Problem >>
Count the lines below that contain the word "Delete", and give only that number.

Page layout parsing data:
......

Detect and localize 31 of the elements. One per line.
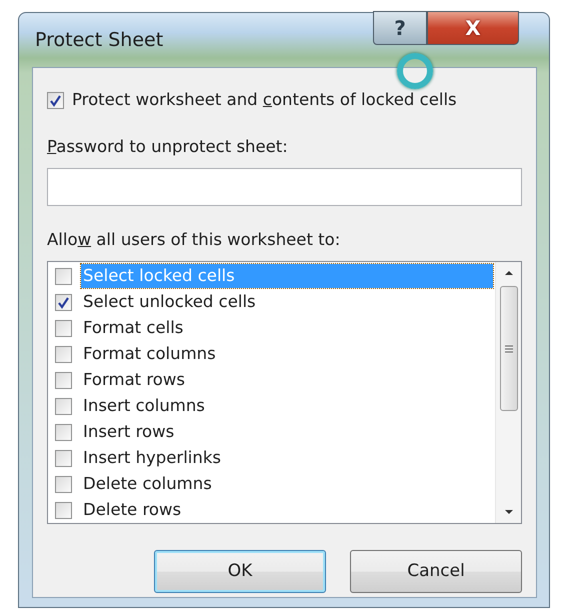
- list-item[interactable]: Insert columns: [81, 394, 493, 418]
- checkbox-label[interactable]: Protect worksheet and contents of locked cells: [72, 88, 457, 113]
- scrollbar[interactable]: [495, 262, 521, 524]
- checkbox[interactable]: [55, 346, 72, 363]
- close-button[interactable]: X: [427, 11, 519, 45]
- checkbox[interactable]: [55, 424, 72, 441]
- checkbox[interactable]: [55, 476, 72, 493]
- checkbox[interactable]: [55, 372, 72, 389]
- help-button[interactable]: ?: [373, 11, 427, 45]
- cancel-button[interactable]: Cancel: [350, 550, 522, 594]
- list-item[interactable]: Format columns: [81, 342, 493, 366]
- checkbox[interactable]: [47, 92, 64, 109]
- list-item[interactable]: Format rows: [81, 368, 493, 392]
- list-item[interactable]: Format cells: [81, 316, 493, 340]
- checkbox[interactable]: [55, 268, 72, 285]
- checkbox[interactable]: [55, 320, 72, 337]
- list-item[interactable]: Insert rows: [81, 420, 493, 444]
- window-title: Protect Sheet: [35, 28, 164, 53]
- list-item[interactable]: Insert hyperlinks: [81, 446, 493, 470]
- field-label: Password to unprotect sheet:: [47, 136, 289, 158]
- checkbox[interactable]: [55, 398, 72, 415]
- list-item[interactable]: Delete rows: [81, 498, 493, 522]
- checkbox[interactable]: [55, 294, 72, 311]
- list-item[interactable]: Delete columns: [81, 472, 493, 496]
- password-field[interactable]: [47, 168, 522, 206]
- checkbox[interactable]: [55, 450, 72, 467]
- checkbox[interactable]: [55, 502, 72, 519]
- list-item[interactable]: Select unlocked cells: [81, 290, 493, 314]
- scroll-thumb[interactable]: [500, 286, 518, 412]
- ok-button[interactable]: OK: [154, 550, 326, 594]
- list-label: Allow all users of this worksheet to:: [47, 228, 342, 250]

......

Written reply >>
2